[Start of Data for this exercise]

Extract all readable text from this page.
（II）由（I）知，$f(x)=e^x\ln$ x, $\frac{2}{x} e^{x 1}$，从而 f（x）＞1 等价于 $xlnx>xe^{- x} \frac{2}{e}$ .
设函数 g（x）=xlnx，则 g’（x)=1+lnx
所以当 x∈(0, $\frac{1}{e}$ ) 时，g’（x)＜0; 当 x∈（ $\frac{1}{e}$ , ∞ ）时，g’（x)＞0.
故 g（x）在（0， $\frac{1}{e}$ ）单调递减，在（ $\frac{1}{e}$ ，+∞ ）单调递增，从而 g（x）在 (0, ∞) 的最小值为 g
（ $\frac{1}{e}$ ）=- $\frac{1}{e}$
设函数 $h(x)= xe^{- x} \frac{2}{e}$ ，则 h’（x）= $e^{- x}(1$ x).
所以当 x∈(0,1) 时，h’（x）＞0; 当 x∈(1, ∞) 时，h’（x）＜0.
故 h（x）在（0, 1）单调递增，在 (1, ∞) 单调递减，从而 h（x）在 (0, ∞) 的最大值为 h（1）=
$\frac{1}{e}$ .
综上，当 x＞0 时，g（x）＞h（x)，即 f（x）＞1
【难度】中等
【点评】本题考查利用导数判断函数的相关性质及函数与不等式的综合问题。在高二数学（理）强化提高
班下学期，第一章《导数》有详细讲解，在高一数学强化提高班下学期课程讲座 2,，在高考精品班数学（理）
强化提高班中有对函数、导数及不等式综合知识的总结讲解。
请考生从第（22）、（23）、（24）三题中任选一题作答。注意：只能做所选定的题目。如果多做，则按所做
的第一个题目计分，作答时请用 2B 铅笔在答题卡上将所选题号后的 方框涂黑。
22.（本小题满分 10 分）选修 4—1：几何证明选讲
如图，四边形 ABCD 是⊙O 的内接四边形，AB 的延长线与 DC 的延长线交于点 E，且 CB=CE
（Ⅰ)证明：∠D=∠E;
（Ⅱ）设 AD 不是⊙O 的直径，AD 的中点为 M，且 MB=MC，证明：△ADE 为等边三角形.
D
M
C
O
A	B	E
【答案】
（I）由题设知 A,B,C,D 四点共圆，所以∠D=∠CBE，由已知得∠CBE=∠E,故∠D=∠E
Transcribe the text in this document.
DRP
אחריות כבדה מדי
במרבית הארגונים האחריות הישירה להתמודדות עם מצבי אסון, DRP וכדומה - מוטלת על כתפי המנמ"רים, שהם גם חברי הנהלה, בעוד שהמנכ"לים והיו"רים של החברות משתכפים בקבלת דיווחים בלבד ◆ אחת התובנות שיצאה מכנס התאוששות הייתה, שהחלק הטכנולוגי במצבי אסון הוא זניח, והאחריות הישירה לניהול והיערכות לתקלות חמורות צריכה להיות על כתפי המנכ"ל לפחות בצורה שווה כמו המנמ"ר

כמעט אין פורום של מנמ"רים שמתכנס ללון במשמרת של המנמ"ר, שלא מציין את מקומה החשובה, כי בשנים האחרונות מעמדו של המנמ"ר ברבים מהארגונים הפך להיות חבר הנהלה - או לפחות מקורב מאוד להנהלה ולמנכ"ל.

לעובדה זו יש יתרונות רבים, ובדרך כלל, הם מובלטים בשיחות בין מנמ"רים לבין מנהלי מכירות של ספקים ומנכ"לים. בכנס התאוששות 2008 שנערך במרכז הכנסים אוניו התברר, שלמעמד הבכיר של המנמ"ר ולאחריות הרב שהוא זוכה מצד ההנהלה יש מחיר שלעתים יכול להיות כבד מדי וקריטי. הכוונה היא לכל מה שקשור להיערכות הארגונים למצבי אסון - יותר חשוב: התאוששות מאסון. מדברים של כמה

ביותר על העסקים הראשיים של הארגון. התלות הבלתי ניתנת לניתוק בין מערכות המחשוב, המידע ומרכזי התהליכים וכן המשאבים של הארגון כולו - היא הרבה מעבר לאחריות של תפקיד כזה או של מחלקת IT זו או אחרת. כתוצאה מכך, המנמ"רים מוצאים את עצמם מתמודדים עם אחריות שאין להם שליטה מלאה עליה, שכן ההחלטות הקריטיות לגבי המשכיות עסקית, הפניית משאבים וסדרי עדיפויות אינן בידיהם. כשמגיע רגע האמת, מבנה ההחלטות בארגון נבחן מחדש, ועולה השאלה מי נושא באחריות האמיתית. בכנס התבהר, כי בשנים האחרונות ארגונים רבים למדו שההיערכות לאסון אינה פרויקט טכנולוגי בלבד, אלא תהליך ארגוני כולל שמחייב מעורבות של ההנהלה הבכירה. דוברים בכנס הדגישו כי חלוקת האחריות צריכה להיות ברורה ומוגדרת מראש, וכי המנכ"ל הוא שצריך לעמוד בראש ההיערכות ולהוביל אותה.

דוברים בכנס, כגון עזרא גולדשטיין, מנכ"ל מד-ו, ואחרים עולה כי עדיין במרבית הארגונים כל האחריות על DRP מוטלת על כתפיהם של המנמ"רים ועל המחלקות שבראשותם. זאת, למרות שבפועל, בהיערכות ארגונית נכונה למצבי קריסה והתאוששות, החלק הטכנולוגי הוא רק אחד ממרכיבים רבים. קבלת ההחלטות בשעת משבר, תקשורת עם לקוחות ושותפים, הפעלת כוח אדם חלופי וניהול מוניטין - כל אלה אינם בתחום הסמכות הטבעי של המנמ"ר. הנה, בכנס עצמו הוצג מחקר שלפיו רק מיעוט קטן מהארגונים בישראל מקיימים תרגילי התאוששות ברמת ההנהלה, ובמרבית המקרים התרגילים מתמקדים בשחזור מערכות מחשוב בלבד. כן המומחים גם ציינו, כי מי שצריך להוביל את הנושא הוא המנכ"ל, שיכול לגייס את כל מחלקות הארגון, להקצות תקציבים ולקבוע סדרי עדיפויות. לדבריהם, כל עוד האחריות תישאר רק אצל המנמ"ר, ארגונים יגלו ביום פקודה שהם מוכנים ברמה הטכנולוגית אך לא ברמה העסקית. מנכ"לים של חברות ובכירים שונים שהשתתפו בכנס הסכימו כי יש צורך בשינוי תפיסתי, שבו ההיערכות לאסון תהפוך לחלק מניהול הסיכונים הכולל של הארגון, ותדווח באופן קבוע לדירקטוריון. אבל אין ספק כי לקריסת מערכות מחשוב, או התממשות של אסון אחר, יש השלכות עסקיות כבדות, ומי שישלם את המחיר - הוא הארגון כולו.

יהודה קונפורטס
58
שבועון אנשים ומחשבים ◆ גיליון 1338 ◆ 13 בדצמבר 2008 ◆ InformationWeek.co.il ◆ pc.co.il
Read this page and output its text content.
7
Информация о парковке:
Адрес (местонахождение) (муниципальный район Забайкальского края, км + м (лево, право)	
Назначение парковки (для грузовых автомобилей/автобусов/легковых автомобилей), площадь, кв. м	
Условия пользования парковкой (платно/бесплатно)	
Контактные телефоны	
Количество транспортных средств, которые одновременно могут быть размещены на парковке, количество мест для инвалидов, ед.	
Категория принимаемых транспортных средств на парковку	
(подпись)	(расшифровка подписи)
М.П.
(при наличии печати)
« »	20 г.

[End of Data for this exercise]

• Aim:
Report the number of lines in the entries above that include the string "בשנים". Give nothing but the number.

• Reply to the task:
2